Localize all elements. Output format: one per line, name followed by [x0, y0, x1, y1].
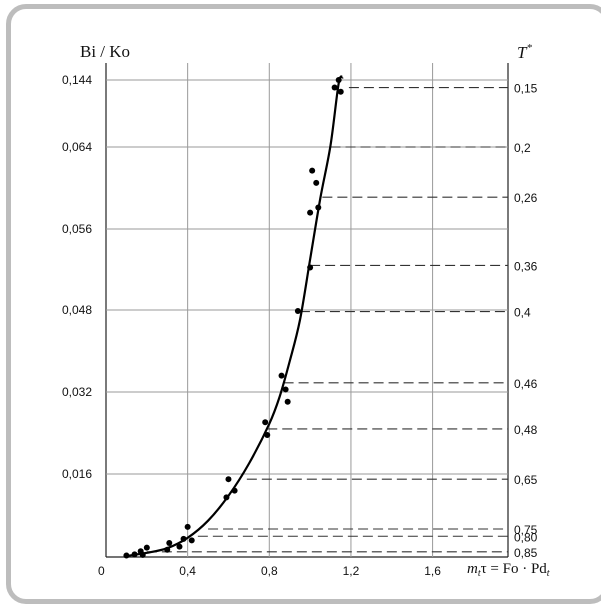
t-tick-label: 0,2 — [514, 141, 531, 155]
t-tick-label: 0,15 — [514, 82, 538, 96]
data-point — [231, 487, 238, 494]
chart-plot: Bi / Ko T* mtτ = Fo · Pdt 0 0,4 0,8 1,2 1,6 … — [62, 42, 550, 577]
data-point — [262, 419, 269, 426]
y-axis-label: Bi / Ko — [80, 42, 130, 61]
fit-curve — [126, 75, 344, 558]
t-tick-label: 0,26 — [514, 191, 538, 205]
y-tick-label: 0,048 — [62, 303, 92, 317]
data-point — [284, 398, 291, 405]
t-tick-label: 0,4 — [514, 306, 531, 320]
axis-labels: Bi / Ko T* mtτ = Fo · Pdt — [80, 42, 550, 577]
data-point — [331, 84, 338, 91]
t-tick-label: 0,65 — [514, 473, 538, 487]
data-point — [166, 539, 173, 546]
y-tick-label: 0,064 — [62, 140, 92, 154]
data-points — [123, 77, 344, 559]
t-tick-label: 0,48 — [514, 423, 538, 437]
data-point — [164, 546, 171, 553]
data-point — [176, 543, 183, 550]
data-point — [337, 88, 344, 95]
x-tick-label: 0,8 — [261, 564, 278, 577]
data-point — [294, 308, 301, 315]
t-tick-labels: 0,15 0,2 0,26 0,36 0,4 0,46 0,48 0,65 0,750,80 0,… — [514, 82, 538, 560]
data-point — [188, 537, 195, 544]
x-label-sub2: t — [547, 568, 550, 577]
data-point — [123, 552, 130, 559]
data-point — [335, 77, 342, 83]
data-point — [278, 372, 285, 379]
x-tick-label: 0 — [98, 564, 105, 577]
data-point — [131, 551, 138, 558]
data-point — [180, 535, 187, 542]
x-tick-label: 1,6 — [424, 564, 441, 577]
data-point — [307, 264, 314, 271]
y-tick-labels: 0,016 0,032 0,048 0,056 0,064 0,144 — [62, 73, 92, 481]
data-point — [184, 523, 191, 530]
x-label-mid: τ = Fo · Pd — [481, 561, 548, 577]
t-tick-label: 0,75 — [514, 523, 538, 537]
x-label-prefix: m — [467, 561, 478, 577]
t-tick-label: 0,80 — [514, 530, 538, 544]
y-tick-label: 0,032 — [62, 385, 92, 399]
t-tick-label: 0,85 — [514, 546, 538, 560]
data-point — [143, 544, 150, 551]
data-point — [313, 179, 320, 186]
data-point — [309, 167, 316, 174]
x-axis-label: mtτ = Fo · Pdt — [467, 561, 550, 577]
y-tick-label: 0,144 — [62, 73, 92, 87]
t-level-lines — [146, 86, 508, 553]
data-point — [282, 386, 289, 393]
x-tick-label: 0,4 — [179, 564, 196, 577]
data-point — [264, 432, 271, 439]
x-tick-labels: 0 0,4 0,8 1,2 1,6 — [98, 564, 441, 577]
right-axis-label: T* — [517, 42, 532, 62]
x-tick-label: 1,2 — [343, 564, 360, 577]
data-point — [139, 551, 146, 558]
right-axis-label-sup: * — [526, 42, 532, 54]
t-tick-label: 0,46 — [514, 377, 538, 391]
data-point — [223, 494, 230, 501]
data-point — [315, 204, 322, 211]
right-axis-label-base: T — [517, 43, 528, 62]
y-tick-label: 0,056 — [62, 222, 92, 236]
data-point — [307, 209, 314, 216]
t-tick-label: 0,36 — [514, 259, 538, 273]
grid-lines — [105, 63, 509, 558]
x-label-sub1: t — [478, 568, 481, 577]
data-point — [225, 476, 232, 483]
y-tick-label: 0,016 — [62, 467, 92, 481]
════════
Work to do
Rewrite all of the records, swapping "fit-curve" for "trend-curve" and changing nothing else. Leave the pictures out of your answer.

Full solution
Localize all elements. Output format: one per line, name followed by [x0, y0, x1, y1].
t-tick-label: 0,2 — [514, 141, 531, 155]
t-tick-label: 0,15 — [514, 82, 538, 96]
data-point — [231, 487, 238, 494]
chart-plot: Bi / Ko T* mtτ = Fo · Pdt 0 0,4 0,8 1,2 1,6 … — [62, 42, 550, 577]
data-point — [262, 419, 269, 426]
y-axis-label: Bi / Ko — [80, 42, 130, 61]
trend-curve — [126, 75, 344, 558]
t-tick-label: 0,26 — [514, 191, 538, 205]
y-tick-label: 0,048 — [62, 303, 92, 317]
data-point — [284, 398, 291, 405]
t-tick-label: 0,4 — [514, 306, 531, 320]
axis-labels: Bi / Ko T* mtτ = Fo · Pdt — [80, 42, 550, 577]
data-point — [331, 84, 338, 91]
t-tick-label: 0,65 — [514, 473, 538, 487]
data-point — [166, 539, 173, 546]
y-tick-label: 0,064 — [62, 140, 92, 154]
data-points — [123, 77, 344, 559]
t-tick-label: 0,48 — [514, 423, 538, 437]
data-point — [164, 546, 171, 553]
data-point — [176, 543, 183, 550]
data-point — [337, 88, 344, 95]
x-tick-label: 0,8 — [261, 564, 278, 577]
data-point — [294, 308, 301, 315]
t-tick-labels: 0,15 0,2 0,26 0,36 0,4 0,46 0,48 0,65 0,750,80 0,… — [514, 82, 538, 560]
data-point — [188, 537, 195, 544]
x-label-sub2: t — [547, 568, 550, 577]
data-point — [123, 552, 130, 559]
data-point — [335, 77, 342, 83]
data-point — [278, 372, 285, 379]
x-tick-label: 0 — [98, 564, 105, 577]
data-point — [131, 551, 138, 558]
data-point — [180, 535, 187, 542]
x-tick-label: 1,6 — [424, 564, 441, 577]
data-point — [307, 264, 314, 271]
y-tick-labels: 0,016 0,032 0,048 0,056 0,064 0,144 — [62, 73, 92, 481]
data-point — [184, 523, 191, 530]
x-label-mid: τ = Fo · Pd — [481, 561, 548, 577]
t-tick-label: 0,75 — [514, 523, 538, 537]
x-label-prefix: m — [467, 561, 478, 577]
t-tick-label: 0,80 — [514, 530, 538, 544]
y-tick-label: 0,032 — [62, 385, 92, 399]
t-tick-label: 0,85 — [514, 546, 538, 560]
data-point — [143, 544, 150, 551]
data-point — [313, 179, 320, 186]
data-point — [309, 167, 316, 174]
x-axis-label: mtτ = Fo · Pdt — [467, 561, 550, 577]
y-tick-label: 0,144 — [62, 73, 92, 87]
t-level-lines — [146, 86, 508, 553]
data-point — [282, 386, 289, 393]
x-tick-label: 0,4 — [179, 564, 196, 577]
data-point — [264, 432, 271, 439]
x-tick-labels: 0 0,4 0,8 1,2 1,6 — [98, 564, 441, 577]
right-axis-label: T* — [517, 42, 532, 62]
x-tick-label: 1,2 — [343, 564, 360, 577]
data-point — [139, 551, 146, 558]
right-axis-label-sup: * — [526, 42, 532, 54]
t-tick-label: 0,46 — [514, 377, 538, 391]
data-point — [223, 494, 230, 501]
data-point — [315, 204, 322, 211]
right-axis-label-base: T — [517, 43, 528, 62]
y-tick-label: 0,056 — [62, 222, 92, 236]
data-point — [307, 209, 314, 216]
t-tick-label: 0,36 — [514, 259, 538, 273]
grid-lines — [105, 63, 509, 558]
x-label-sub1: t — [478, 568, 481, 577]
data-point — [225, 476, 232, 483]
y-tick-label: 0,016 — [62, 467, 92, 481]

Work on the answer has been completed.